--- Exercise aim ---
Each line below should be quoted exactly, please.

(Data records)
────────

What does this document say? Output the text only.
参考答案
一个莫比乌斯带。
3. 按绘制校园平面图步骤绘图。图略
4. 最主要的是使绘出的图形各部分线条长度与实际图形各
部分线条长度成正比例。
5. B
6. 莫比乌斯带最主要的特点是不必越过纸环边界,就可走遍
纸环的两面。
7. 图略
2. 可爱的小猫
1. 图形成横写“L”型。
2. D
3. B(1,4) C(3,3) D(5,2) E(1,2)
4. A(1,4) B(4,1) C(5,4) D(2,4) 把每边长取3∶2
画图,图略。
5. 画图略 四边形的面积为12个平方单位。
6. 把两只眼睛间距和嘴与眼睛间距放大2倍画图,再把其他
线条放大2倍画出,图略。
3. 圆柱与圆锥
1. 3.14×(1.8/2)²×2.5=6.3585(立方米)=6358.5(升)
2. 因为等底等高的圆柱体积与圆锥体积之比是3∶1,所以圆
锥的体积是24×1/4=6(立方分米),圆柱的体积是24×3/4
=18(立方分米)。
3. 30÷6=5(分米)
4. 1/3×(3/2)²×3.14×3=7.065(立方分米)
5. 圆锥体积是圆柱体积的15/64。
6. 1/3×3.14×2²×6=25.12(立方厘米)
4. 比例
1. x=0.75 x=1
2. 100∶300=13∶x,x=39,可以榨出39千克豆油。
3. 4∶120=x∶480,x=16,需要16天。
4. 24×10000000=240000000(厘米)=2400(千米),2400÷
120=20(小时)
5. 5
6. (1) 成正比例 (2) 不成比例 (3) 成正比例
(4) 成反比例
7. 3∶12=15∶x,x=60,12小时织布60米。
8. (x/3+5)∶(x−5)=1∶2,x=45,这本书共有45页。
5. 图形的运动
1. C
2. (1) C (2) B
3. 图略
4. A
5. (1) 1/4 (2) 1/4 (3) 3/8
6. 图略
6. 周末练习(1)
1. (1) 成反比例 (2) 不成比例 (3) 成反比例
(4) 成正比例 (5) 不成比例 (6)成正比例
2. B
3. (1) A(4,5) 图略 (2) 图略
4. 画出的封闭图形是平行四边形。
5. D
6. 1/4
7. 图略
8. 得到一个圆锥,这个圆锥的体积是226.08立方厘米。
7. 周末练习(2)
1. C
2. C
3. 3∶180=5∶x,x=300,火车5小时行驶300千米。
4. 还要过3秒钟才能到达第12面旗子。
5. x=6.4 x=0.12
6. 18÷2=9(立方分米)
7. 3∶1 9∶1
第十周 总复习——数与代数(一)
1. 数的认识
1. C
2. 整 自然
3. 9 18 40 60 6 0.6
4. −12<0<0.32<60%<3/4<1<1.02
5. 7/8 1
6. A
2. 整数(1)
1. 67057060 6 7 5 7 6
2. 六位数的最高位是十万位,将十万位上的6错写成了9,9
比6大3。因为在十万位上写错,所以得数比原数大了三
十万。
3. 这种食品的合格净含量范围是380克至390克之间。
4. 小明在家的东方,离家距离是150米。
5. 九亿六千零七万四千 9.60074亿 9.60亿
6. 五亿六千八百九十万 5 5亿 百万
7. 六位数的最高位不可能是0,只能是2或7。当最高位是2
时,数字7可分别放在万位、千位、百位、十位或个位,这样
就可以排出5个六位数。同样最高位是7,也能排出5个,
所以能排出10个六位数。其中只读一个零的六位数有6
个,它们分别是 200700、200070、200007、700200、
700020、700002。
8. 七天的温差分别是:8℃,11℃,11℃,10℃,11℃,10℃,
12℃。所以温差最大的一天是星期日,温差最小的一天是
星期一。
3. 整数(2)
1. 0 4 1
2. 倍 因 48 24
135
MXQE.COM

────────

--- Task solution ---
What does this document say? Output the text only.
参考答案
一个莫比乌斯带。
3. 按绘制校园平面图步骤绘图。图略
4. 最主要的是使绘出的图形各部分线条长度与实际图形各
部分线条长度成正比例。
5. B
6. 莫比乌斯带最主要的特点是不必越过纸环边界,就可走遍
纸环的两面。
7. 图略
2. 可爱的小猫
1. 图形成横写“L”型。
2. D
3. B(1,4) C(3,3) D(5,2) E(1,2)
4. A(1,4) B(4,1) C(5,4) D(2,4) 把每边长取3∶2
画图,图略。
5. 画图略 四边形的面积为12个平方单位。
6. 把两只眼睛间距和嘴与眼睛间距放大2倍画图,再把其他
线条放大2倍画出,图略。
3. 圆柱与圆锥
1. 3.14×(1.8/2)²×2.5=6.3585(立方米)=6358.5(升)
2. 因为等底等高的圆柱体积与圆锥体积之比是3∶1,所以圆
锥的体积是24×1/4=6(立方分米),圆柱的体积是24×3/4
=18(立方分米)。
3. 30÷6=5(分米)
4. 1/3×(3/2)²×3.14×3=7.065(立方分米)
5. 圆锥体积是圆柱体积的15/64。
6. 1/3×3.14×2²×6=25.12(立方厘米)
4. 比例
1. x=0.75 x=1
2. 100∶300=13∶x,x=39,可以榨出39千克豆油。
3. 4∶120=x∶480,x=16,需要16天。
4. 24×10000000=240000000(厘米)=2400(千米),2400÷
120=20(小时)
5. 5
6. (1) 成正比例 (2) 不成比例 (3) 成正比例
(4) 成反比例
7. 3∶12=15∶x,x=60,12小时织布60米。
8. (x/3+5)∶(x−5)=1∶2,x=45,这本书共有45页。
5. 图形的运动
1. C
2. (1) C (2) B
3. 图略
4. A
5. (1) 1/4 (2) 1/4 (3) 3/8
6. 图略
6. 周末练习(1)
1. (1) 成反比例 (2) 不成比例 (3) 成反比例
(4) 成正比例 (5) 不成比例 (6)成正比例
2. B
3. (1) A(4,5) 图略 (2) 图略
4. 画出的封闭图形是平行四边形。
5. D
6. 1/4
7. 图略
8. 得到一个圆锥,这个圆锥的体积是226.08立方厘米。
7. 周末练习(2)
1. C
2. C
3. 3∶180=5∶x,x=300,火车5小时行驶300千米。
4. 还要过3秒钟才能到达第12面旗子。
5. x=6.4 x=0.12
6. 18÷2=9(立方分米)
7. 3∶1 9∶1
第十周 总复习——数与代数(一)
1. 数的认识
1. C
2. 整 自然
3. 9 18 40 60 6 0.6
4. −12<0<0.32<60%<3/4<1<1.02
5. 7/8 1
6. A
2. 整数(1)
1. 67057060 6 7 5 7 6
2. 六位数的最高位是十万位,将十万位上的6错写成了9,9
比6大3。因为在十万位上写错,所以得数比原数大了三
十万。
3. 这种食品的合格净含量范围是380克至390克之间。
4. 小明在家的东方,离家距离是150米。
5. 九亿六千零七万四千 9.60074亿 9.60亿
6. 五亿六千八百九十万 5 5亿 百万
7. 六位数的最高位不可能是0,只能是2或7。当最高位是2
时,数字7可分别放在万位、千位、百位、十位或个位,这样
就可以排出5个六位数。同样最高位是7,也能排出5个,
所以能排出10个六位数。其中只读一个零的六位数有6
个,它们分别是 200700、200070、200007、700200、
700020、700002。
8. 七天的温差分别是:8℃,11℃,11℃,10℃,11℃,10℃,
12℃。所以温差最大的一天是星期日,温差最小的一天是
星期一。
3. 整数(2)
1. 0 4 1
2. 倍 因 48 24
135
MXQE.COM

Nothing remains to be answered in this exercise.